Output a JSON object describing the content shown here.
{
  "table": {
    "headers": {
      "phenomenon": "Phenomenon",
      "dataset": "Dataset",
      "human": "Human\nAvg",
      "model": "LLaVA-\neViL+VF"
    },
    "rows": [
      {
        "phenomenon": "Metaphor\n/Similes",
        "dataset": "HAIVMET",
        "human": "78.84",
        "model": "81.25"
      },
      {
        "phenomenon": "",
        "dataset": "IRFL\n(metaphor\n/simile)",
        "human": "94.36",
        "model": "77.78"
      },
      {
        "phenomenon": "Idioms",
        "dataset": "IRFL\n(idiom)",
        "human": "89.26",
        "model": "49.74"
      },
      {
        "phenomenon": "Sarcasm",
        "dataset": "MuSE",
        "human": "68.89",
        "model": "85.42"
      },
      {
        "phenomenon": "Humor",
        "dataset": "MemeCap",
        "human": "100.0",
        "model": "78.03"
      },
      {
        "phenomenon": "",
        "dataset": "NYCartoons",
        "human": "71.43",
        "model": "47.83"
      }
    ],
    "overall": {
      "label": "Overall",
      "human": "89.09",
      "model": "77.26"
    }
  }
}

### TASK
Using the listing above, pick out each line that contains the word "dataset", then copy it.

### SOLUTION TO THIS PROBLEM
      "dataset": "Dataset",
        "dataset": "HAIVMET",
        "dataset": "IRFL\n(metaphor\n/simile)",
        "dataset": "IRFL\n(idiom)",
        "dataset": "MuSE",
        "dataset": "MemeCap",
        "dataset": "NYCartoons",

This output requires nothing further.